Chart and figure data -
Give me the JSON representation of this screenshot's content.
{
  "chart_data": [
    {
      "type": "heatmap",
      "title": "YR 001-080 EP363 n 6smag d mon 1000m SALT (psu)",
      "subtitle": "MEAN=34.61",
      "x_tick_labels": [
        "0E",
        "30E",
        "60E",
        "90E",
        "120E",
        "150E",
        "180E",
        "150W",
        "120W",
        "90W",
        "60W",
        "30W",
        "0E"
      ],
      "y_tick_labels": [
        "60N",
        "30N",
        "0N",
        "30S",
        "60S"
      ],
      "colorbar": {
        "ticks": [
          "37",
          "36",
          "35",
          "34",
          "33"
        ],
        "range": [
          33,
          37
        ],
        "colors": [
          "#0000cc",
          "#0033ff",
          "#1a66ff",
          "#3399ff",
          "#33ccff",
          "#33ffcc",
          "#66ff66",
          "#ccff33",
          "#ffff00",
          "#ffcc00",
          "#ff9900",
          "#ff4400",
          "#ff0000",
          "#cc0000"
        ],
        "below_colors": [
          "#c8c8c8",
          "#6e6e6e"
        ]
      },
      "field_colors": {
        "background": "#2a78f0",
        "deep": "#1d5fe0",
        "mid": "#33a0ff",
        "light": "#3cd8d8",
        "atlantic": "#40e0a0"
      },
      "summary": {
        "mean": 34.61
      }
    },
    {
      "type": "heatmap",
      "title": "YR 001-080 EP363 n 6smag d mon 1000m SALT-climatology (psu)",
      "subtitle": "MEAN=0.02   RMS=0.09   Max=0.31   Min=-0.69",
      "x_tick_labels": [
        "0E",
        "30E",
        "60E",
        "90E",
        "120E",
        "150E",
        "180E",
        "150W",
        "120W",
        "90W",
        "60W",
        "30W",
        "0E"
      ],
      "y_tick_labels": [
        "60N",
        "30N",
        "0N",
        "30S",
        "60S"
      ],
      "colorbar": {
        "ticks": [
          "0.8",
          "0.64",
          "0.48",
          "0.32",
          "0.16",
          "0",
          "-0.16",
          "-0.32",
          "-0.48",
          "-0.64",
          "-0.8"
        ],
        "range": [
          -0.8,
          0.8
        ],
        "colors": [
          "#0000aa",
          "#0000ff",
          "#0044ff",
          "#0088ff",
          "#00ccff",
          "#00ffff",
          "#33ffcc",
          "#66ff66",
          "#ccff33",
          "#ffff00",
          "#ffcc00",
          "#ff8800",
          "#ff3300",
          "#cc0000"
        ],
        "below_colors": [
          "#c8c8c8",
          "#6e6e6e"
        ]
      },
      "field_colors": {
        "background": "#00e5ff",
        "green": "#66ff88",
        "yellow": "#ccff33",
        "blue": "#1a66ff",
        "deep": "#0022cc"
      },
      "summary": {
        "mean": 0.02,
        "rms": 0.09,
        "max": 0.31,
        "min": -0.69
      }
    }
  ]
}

--

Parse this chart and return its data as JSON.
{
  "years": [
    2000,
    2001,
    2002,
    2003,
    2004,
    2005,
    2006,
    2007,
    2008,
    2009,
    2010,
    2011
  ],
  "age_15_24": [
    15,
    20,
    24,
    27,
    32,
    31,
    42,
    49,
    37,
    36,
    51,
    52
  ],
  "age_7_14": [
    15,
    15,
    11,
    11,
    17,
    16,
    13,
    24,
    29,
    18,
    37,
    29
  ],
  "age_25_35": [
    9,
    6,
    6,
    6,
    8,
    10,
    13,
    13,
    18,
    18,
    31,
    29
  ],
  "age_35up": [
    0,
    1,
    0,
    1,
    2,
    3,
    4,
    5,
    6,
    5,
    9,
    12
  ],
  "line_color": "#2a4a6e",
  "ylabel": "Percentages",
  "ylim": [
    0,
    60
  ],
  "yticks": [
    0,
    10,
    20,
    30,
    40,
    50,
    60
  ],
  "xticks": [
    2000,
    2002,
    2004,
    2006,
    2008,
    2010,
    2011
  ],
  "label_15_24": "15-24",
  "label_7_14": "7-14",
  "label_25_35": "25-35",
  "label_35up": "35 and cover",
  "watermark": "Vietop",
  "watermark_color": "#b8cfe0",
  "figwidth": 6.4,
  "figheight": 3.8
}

Problem statement -
Where a line contains the string "subtitle", extract that line.

Solution to the exercise -
      "subtitle": "MEAN=34.61",
      "subtitle": "MEAN=0.02   RMS=0.09   Max=0.31   Min=-0.69",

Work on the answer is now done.